-- Begin Data for the task --

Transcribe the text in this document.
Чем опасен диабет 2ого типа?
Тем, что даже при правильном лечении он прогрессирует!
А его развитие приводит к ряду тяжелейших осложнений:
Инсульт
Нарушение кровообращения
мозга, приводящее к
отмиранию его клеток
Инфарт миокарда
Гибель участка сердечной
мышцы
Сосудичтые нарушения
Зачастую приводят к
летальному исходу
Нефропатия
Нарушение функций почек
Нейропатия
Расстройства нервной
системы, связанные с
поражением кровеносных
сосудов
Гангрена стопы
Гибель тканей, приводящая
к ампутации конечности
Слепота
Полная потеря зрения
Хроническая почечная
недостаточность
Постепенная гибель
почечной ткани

-- End Data for the task --

Which lines above contain "Нарушение"? Show each of them.

(Solved exercise):
Нарушение кровообращения
Нарушение функций почек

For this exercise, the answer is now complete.